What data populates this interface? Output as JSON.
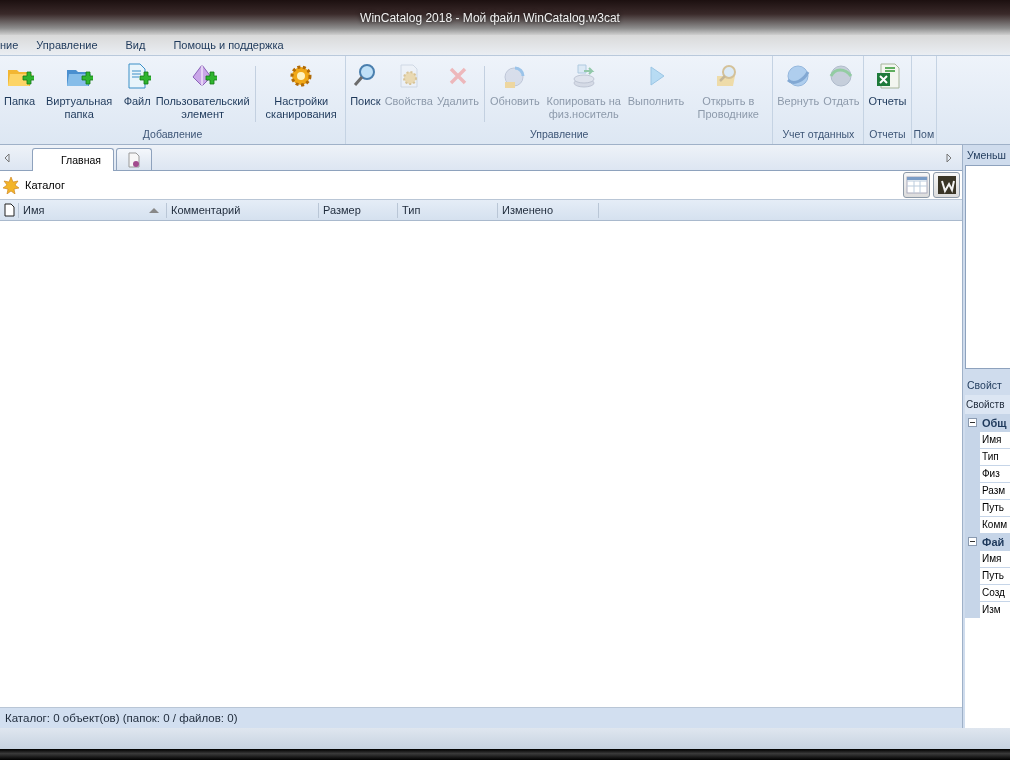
{
  "window": {
    "title": "WinCatalog 2018 - Мой файл WinCatalog.w3cat"
  },
  "menu": [
    "ние",
    "Управление",
    "Вид",
    "Помощь и поддержка"
  ],
  "ribbon": [
    {
      "label": "Добавление",
      "sections": [
        [
          {
            "label": "Папка",
            "disabled": false
          },
          {
            "label": "Виртуальная папка",
            "disabled": false
          },
          {
            "label": "Файл",
            "disabled": false
          },
          {
            "label": "Пользовательский элемент",
            "disabled": false
          }
        ],
        [
          {
            "label": "Настройки сканирования",
            "disabled": false
          }
        ]
      ]
    },
    {
      "label": "Управление",
      "sections": [
        [
          {
            "label": "Поиск",
            "disabled": false
          },
          {
            "label": "Свойства",
            "disabled": true
          },
          {
            "label": "Удалить",
            "disabled": true
          }
        ],
        [
          {
            "label": "Обновить",
            "disabled": true
          },
          {
            "label": "Копировать на физ.носитель",
            "disabled": true
          },
          {
            "label": "Выполнить",
            "disabled": true
          },
          {
            "label": "Открыть в Проводнике",
            "disabled": true
          }
        ]
      ]
    },
    {
      "label": "Учет отданных",
      "sections": [
        [
          {
            "label": "Вернуть",
            "disabled": true
          },
          {
            "label": "Отдать",
            "disabled": true
          }
        ]
      ]
    },
    {
      "label": "Отчеты",
      "sections": [
        [
          {
            "label": "Отчеты",
            "disabled": false
          }
        ]
      ]
    },
    {
      "label": "Пом"
    }
  ],
  "tabs": [
    {
      "label": "Главная",
      "selected": true
    },
    {
      "kind": "icon",
      "selected": false
    }
  ],
  "path": {
    "label": "Каталог"
  },
  "columns": [
    {
      "label": "Имя",
      "sorted": true
    },
    {
      "label": "Комментарий",
      "sorted": false
    },
    {
      "label": "Размер",
      "sorted": false
    },
    {
      "label": "Тип",
      "sorted": false
    },
    {
      "label": "Изменено",
      "sorted": false
    }
  ],
  "status_bar": "Каталог: 0 объект(ов) (папок: 0 / файлов: 0)",
  "preview_panel": {
    "title": "Уменьш"
  },
  "properties_panel": {
    "title": "Свойст",
    "subtitle": "Свойств",
    "groups": [
      {
        "label": "Общ",
        "expanded": true,
        "rows": [
          "Имя",
          "Тип",
          "Физ",
          "Разм",
          "Путь",
          "Комм"
        ]
      },
      {
        "label": "Фай",
        "expanded": true,
        "rows": [
          "Имя",
          "Путь",
          "Созд",
          "Изм"
        ]
      }
    ]
  }
}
========================================================================
## Your task
Look above for lines with the word "Каталог" and copy them all.

## Output below
    "label": "Каталог"
  "status_bar": "Каталог: 0 объект(ов) (папок: 0 / файлов: 0)",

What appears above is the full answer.